== DATASET ENTRIES ==
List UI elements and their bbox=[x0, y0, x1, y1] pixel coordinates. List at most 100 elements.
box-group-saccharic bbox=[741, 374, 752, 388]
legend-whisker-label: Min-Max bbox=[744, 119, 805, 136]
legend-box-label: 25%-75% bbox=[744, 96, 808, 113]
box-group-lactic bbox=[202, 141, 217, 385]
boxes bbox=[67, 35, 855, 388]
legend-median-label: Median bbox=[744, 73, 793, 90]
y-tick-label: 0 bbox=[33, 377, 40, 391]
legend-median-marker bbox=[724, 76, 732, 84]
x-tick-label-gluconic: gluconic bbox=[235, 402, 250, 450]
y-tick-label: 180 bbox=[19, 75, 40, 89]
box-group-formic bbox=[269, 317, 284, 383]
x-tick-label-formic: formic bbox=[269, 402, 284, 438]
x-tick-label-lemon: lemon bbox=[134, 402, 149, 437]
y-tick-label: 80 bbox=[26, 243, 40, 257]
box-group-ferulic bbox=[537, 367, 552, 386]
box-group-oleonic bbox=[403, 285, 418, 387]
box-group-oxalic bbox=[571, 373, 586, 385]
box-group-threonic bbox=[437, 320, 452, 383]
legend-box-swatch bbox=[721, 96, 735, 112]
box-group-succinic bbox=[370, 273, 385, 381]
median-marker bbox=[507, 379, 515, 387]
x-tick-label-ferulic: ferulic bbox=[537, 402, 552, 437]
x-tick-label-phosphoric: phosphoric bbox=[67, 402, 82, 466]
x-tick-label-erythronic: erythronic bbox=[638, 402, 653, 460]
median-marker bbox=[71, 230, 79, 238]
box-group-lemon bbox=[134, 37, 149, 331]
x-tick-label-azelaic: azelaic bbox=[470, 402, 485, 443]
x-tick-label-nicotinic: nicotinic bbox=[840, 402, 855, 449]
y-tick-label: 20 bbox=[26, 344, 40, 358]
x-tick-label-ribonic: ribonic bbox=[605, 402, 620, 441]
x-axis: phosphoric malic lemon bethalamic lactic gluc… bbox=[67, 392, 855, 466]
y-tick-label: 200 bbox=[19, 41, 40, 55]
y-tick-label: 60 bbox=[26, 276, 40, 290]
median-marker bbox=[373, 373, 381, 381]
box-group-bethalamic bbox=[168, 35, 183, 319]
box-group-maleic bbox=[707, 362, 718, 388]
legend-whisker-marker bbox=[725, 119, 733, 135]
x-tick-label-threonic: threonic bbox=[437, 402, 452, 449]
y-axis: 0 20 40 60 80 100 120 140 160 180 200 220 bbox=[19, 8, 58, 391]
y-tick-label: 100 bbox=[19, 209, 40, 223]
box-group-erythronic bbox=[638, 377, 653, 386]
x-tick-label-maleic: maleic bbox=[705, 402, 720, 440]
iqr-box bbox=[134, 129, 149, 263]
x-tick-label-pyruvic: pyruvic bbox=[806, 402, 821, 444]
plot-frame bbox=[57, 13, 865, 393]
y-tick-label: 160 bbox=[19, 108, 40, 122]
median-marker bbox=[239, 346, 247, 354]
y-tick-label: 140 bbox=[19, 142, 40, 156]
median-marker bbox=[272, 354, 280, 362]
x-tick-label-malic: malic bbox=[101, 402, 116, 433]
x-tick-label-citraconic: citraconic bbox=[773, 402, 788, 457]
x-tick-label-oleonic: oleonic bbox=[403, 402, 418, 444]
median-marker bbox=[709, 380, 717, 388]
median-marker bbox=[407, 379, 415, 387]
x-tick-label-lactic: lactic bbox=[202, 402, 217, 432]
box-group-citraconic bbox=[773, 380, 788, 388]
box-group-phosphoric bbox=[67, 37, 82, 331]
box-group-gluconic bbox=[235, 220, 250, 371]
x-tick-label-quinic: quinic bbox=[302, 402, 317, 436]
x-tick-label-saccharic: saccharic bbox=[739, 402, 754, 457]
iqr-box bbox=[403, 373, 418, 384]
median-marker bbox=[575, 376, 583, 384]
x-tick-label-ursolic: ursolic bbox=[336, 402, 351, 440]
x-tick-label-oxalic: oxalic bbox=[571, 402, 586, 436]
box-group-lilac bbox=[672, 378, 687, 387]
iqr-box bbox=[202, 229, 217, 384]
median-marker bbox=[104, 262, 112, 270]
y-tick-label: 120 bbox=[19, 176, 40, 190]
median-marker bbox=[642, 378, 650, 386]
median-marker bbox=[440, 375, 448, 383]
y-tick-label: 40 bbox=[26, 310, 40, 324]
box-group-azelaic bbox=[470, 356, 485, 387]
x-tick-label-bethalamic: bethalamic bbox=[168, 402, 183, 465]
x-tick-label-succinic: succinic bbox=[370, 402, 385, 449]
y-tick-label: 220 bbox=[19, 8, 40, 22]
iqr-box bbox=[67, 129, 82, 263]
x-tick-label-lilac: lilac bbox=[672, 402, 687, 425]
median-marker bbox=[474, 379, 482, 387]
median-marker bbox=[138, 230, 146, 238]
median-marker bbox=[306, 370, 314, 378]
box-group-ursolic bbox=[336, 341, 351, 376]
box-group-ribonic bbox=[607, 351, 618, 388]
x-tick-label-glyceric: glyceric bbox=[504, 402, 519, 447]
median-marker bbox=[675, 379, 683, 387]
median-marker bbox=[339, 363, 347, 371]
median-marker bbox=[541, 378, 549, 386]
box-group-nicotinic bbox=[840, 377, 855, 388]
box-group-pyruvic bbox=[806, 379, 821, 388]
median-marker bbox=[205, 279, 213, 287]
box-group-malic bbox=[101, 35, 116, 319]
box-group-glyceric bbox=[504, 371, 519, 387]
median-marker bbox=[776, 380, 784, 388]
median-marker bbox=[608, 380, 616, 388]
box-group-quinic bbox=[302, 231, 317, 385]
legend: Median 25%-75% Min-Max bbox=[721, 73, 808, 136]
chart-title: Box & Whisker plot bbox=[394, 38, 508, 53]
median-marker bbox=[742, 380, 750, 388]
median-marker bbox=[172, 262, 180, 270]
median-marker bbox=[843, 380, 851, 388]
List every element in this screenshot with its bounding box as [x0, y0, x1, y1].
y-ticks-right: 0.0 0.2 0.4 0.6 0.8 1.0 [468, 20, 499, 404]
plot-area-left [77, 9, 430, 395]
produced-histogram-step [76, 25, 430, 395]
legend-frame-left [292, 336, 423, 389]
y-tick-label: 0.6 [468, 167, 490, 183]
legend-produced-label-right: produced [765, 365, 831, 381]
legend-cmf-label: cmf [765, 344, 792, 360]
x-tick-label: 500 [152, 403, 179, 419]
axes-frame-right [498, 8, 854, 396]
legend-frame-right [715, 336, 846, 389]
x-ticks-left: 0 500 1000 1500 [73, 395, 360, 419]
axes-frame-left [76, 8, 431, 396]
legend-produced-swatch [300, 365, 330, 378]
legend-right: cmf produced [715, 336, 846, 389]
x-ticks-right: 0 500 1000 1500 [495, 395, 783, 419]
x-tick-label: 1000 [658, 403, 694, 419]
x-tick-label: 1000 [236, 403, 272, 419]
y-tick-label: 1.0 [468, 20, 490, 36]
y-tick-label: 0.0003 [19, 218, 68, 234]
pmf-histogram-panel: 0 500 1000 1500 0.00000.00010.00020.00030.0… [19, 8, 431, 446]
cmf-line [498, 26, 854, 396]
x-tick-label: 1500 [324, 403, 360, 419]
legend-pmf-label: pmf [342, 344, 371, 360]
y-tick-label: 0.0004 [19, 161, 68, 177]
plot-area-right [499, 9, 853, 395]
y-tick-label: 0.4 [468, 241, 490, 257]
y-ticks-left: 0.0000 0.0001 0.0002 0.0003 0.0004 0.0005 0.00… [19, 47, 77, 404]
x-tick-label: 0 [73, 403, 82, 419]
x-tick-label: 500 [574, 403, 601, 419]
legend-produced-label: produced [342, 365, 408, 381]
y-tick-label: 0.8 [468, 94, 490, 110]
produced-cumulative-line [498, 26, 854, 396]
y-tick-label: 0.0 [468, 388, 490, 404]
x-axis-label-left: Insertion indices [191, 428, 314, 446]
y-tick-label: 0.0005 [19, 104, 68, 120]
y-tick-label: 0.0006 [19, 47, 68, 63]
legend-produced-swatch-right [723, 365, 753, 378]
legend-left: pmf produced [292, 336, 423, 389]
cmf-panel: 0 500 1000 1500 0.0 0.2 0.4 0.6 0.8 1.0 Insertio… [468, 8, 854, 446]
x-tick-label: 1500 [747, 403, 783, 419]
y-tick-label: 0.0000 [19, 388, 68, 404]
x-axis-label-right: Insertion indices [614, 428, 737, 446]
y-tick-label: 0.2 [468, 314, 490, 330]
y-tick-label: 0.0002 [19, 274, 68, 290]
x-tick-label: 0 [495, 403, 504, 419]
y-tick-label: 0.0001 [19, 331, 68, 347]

== WHAT IS BEING ASKED ==
Could you copy the lines word for word, starting from the first one and stopping after the line that contains "x-tick-label-formic: formic bbox=[269, 402, 284, 438]"?

== OUTPUT FOR THIS EXERCISE ==
List UI elements and their bbox=[x0, y0, x1, y1] pixel coordinates. List at most 100 elements.
box-group-saccharic bbox=[741, 374, 752, 388]
legend-whisker-label: Min-Max bbox=[744, 119, 805, 136]
legend-box-label: 25%-75% bbox=[744, 96, 808, 113]
box-group-lactic bbox=[202, 141, 217, 385]
boxes bbox=[67, 35, 855, 388]
legend-median-label: Median bbox=[744, 73, 793, 90]
y-tick-label: 0 bbox=[33, 377, 40, 391]
legend-median-marker bbox=[724, 76, 732, 84]
x-tick-label-gluconic: gluconic bbox=[235, 402, 250, 450]
y-tick-label: 180 bbox=[19, 75, 40, 89]
box-group-formic bbox=[269, 317, 284, 383]
x-tick-label-formic: formic bbox=[269, 402, 284, 438]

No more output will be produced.